[Stored data entries]

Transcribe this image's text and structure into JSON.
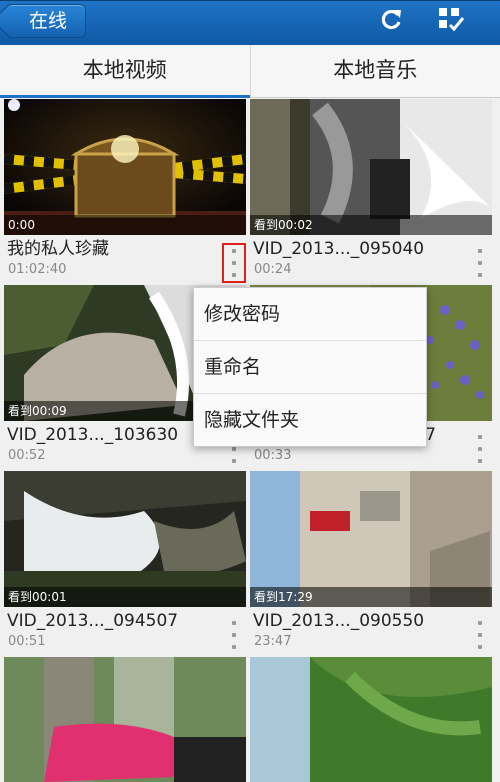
{
  "topbar": {
    "back_label": "在线",
    "refresh_icon": "refresh-icon",
    "select_icon": "checklist-icon"
  },
  "tabs": [
    {
      "label": "本地视频",
      "active": true
    },
    {
      "label": "本地音乐",
      "active": false
    }
  ],
  "videos": [
    {
      "overlay": "0:00",
      "title": "我的私人珍藏",
      "duration": "01:02:40"
    },
    {
      "overlay": "看到00:02",
      "title": "VID_2013..._095040",
      "duration": "00:24"
    },
    {
      "overlay": "看到00:09",
      "title": "VID_2013..._103630",
      "duration": "00:52"
    },
    {
      "overlay": "",
      "title": "7",
      "duration": "00:33"
    },
    {
      "overlay": "看到00:01",
      "title": "VID_2013..._094507",
      "duration": "00:51"
    },
    {
      "overlay": "看到17:29",
      "title": "VID_2013..._090550",
      "duration": "23:47"
    }
  ],
  "context_menu": [
    "修改密码",
    "重命名",
    "隐藏文件夹"
  ]
}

Problem to work on = Give the entries again without a single change, but with no pictures.

Answer in full =
Transcribe this image's text and structure into JSON.
{
  "topbar": {
    "back_label": "在线",
    "refresh_icon": "refresh-icon",
    "select_icon": "checklist-icon"
  },
  "tabs": [
    {
      "label": "本地视频",
      "active": true
    },
    {
      "label": "本地音乐",
      "active": false
    }
  ],
  "videos": [
    {
      "overlay": "0:00",
      "title": "我的私人珍藏",
      "duration": "01:02:40"
    },
    {
      "overlay": "看到00:02",
      "title": "VID_2013..._095040",
      "duration": "00:24"
    },
    {
      "overlay": "看到00:09",
      "title": "VID_2013..._103630",
      "duration": "00:52"
    },
    {
      "overlay": "",
      "title": "7",
      "duration": "00:33"
    },
    {
      "overlay": "看到00:01",
      "title": "VID_2013..._094507",
      "duration": "00:51"
    },
    {
      "overlay": "看到17:29",
      "title": "VID_2013..._090550",
      "duration": "23:47"
    }
  ],
  "context_menu": [
    "修改密码",
    "重命名",
    "隐藏文件夹"
  ]
}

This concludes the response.